◆ Exercise requirements: Find the lines containing the word "Average" and copy every one of them.

◆ Stored rows:
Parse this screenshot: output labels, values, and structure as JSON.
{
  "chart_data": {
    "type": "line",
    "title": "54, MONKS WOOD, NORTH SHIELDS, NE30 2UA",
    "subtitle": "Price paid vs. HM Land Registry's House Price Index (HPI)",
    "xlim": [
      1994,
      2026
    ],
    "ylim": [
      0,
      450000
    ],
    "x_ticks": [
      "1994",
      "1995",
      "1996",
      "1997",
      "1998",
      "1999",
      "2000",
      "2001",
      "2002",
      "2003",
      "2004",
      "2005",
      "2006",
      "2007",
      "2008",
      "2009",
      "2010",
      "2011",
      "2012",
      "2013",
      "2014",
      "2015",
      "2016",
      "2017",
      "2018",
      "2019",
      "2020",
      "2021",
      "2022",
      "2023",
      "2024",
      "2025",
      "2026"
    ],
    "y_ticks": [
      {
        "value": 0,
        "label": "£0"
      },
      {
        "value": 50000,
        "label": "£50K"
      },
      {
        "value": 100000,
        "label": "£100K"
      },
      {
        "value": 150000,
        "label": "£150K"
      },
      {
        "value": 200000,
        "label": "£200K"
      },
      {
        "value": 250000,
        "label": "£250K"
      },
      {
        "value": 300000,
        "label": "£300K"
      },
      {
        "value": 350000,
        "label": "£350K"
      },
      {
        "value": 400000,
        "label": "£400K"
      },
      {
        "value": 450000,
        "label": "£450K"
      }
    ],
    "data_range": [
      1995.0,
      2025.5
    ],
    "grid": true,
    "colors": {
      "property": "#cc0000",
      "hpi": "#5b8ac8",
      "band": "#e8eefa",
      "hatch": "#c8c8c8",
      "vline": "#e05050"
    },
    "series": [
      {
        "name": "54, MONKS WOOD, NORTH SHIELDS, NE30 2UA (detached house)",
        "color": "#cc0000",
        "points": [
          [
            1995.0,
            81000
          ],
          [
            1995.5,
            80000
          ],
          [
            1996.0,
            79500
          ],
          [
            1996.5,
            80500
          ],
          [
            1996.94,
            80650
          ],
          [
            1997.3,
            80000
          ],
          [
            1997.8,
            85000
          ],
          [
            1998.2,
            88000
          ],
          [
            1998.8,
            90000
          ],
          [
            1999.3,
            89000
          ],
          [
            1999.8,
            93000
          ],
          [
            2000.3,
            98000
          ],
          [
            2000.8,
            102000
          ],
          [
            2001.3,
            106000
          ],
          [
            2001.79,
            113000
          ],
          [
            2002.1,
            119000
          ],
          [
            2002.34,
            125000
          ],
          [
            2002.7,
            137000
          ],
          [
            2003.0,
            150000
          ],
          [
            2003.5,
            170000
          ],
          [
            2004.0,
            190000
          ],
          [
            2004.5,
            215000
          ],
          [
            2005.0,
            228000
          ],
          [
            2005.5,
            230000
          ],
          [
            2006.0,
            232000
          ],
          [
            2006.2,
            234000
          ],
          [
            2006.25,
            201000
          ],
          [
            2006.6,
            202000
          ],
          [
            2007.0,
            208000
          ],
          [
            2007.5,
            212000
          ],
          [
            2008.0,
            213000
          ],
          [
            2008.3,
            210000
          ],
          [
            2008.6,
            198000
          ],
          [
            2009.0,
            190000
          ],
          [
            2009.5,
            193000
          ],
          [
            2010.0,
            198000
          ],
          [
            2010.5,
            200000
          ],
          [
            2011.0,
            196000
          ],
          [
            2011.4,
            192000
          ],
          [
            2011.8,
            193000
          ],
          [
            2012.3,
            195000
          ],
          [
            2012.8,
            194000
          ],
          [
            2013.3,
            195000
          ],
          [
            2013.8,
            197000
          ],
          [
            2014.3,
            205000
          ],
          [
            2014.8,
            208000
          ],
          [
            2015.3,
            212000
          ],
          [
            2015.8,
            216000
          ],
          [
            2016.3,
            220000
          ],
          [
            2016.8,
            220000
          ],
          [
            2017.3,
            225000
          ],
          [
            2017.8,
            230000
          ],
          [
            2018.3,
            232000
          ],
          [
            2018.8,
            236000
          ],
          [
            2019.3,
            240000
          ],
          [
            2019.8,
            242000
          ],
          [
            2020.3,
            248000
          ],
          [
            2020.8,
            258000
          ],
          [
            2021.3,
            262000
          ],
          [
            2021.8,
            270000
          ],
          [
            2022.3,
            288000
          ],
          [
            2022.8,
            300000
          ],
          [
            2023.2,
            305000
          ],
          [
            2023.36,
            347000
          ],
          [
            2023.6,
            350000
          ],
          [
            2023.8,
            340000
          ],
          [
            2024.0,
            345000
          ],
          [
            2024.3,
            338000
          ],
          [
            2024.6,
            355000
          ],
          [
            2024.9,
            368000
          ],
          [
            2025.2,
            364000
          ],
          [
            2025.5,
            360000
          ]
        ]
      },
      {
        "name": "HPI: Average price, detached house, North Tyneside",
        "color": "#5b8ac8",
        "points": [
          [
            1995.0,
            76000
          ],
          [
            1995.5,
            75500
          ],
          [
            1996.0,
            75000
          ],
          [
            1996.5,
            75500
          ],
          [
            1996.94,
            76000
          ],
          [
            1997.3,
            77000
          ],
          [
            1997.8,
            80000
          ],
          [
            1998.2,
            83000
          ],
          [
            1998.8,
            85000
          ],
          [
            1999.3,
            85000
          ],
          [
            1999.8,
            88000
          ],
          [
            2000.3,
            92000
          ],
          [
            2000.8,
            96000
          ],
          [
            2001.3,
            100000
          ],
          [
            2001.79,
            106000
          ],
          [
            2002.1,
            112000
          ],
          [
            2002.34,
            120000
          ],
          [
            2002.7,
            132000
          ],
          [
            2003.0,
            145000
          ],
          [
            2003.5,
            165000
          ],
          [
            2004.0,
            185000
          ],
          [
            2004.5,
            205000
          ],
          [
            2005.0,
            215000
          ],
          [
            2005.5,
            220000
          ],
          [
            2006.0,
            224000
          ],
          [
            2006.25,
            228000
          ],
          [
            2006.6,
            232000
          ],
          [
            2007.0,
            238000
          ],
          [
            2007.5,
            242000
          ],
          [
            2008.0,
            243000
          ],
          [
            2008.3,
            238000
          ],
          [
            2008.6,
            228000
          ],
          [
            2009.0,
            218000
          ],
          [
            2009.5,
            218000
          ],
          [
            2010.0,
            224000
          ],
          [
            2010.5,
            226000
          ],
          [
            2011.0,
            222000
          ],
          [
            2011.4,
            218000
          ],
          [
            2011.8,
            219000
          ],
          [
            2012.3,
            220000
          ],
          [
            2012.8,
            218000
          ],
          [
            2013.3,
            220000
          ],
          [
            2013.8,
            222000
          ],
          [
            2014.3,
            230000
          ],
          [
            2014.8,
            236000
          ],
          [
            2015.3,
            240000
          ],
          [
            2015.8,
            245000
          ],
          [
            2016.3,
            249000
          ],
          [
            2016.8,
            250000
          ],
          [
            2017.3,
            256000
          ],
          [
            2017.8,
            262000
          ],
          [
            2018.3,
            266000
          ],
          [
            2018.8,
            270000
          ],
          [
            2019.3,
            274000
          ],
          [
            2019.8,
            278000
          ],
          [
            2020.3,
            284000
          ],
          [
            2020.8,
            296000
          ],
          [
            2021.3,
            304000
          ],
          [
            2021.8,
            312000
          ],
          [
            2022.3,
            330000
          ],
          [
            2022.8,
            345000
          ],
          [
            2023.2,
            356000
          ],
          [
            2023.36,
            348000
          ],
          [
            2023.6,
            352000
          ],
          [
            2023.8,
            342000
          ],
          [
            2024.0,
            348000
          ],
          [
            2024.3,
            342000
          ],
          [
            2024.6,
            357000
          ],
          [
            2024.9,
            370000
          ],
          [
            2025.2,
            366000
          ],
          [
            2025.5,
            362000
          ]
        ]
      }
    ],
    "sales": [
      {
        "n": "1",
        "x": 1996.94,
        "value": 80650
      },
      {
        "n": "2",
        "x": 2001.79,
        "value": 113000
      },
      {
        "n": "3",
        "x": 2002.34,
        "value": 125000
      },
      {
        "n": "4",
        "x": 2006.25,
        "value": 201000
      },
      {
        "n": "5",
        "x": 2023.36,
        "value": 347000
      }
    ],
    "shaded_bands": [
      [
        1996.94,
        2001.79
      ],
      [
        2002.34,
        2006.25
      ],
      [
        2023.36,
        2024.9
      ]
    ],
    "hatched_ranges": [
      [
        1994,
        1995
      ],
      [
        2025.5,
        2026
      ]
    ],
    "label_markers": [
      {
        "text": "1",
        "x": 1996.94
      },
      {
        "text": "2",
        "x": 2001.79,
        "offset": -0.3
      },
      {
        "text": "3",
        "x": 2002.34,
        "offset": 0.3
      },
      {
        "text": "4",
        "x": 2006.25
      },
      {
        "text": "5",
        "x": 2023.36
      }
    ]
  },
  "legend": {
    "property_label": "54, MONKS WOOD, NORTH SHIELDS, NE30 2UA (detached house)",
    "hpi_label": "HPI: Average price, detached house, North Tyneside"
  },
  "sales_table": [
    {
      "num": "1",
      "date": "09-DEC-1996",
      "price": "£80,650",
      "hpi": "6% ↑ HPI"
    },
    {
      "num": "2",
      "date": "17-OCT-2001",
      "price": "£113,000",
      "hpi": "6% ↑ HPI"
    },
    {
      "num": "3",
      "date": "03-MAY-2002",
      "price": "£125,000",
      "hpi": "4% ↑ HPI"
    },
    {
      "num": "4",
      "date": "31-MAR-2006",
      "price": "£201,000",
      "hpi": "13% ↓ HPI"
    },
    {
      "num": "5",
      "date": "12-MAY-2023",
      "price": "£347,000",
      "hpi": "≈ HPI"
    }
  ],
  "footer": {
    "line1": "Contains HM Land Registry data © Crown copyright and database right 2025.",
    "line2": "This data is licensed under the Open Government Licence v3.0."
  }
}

◆ Response:
        "name": "HPI: Average price, detached house, North Tyneside",
    "hpi_label": "HPI: Average price, detached house, North Tyneside"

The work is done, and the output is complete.